__What the exercise asks__
Transcribe the records below exactly as they appear.

__Given records__
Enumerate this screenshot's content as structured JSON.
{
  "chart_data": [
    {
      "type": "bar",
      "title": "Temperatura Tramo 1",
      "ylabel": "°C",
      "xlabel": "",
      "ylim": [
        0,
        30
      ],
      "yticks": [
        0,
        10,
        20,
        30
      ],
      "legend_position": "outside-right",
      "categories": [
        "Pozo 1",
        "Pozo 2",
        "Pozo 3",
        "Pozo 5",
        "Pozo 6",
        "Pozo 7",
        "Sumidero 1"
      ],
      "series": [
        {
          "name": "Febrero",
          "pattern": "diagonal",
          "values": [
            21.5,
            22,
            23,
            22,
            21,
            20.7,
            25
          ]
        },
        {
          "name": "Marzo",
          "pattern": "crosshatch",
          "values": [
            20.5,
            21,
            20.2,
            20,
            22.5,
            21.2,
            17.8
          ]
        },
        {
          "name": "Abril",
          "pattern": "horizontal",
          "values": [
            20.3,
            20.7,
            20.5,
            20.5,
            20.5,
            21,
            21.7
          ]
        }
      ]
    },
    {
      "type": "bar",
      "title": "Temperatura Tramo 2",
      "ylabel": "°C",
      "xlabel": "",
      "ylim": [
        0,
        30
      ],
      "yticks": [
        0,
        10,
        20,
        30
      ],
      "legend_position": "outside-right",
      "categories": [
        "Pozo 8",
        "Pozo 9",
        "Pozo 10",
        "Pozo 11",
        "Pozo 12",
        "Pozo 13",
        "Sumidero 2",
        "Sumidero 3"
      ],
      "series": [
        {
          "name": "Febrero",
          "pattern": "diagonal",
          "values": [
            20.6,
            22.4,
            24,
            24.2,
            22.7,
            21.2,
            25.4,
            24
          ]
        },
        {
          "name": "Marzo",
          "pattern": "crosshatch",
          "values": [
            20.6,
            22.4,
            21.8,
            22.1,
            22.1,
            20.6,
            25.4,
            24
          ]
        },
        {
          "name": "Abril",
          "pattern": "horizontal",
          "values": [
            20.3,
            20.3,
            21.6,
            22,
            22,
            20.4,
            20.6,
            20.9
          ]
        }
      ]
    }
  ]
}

__Problem solution__
Enumerate this screenshot's content as structured JSON.
{
  "chart_data": [
    {
      "type": "bar",
      "title": "Temperatura Tramo 1",
      "ylabel": "°C",
      "xlabel": "",
      "ylim": [
        0,
        30
      ],
      "yticks": [
        0,
        10,
        20,
        30
      ],
      "legend_position": "outside-right",
      "categories": [
        "Pozo 1",
        "Pozo 2",
        "Pozo 3",
        "Pozo 5",
        "Pozo 6",
        "Pozo 7",
        "Sumidero 1"
      ],
      "series": [
        {
          "name": "Febrero",
          "pattern": "diagonal",
          "values": [
            21.5,
            22,
            23,
            22,
            21,
            20.7,
            25
          ]
        },
        {
          "name": "Marzo",
          "pattern": "crosshatch",
          "values": [
            20.5,
            21,
            20.2,
            20,
            22.5,
            21.2,
            17.8
          ]
        },
        {
          "name": "Abril",
          "pattern": "horizontal",
          "values": [
            20.3,
            20.7,
            20.5,
            20.5,
            20.5,
            21,
            21.7
          ]
        }
      ]
    },
    {
      "type": "bar",
      "title": "Temperatura Tramo 2",
      "ylabel": "°C",
      "xlabel": "",
      "ylim": [
        0,
        30
      ],
      "yticks": [
        0,
        10,
        20,
        30
      ],
      "legend_position": "outside-right",
      "categories": [
        "Pozo 8",
        "Pozo 9",
        "Pozo 10",
        "Pozo 11",
        "Pozo 12",
        "Pozo 13",
        "Sumidero 2",
        "Sumidero 3"
      ],
      "series": [
        {
          "name": "Febrero",
          "pattern": "diagonal",
          "values": [
            20.6,
            22.4,
            24,
            24.2,
            22.7,
            21.2,
            25.4,
            24
          ]
        },
        {
          "name": "Marzo",
          "pattern": "crosshatch",
          "values": [
            20.6,
            22.4,
            21.8,
            22.1,
            22.1,
            20.6,
            25.4,
            24
          ]
        },
        {
          "name": "Abril",
          "pattern": "horizontal",
          "values": [
            20.3,
            20.3,
            21.6,
            22,
            22,
            20.4,
            20.6,
            20.9
          ]
        }
      ]
    }
  ]
}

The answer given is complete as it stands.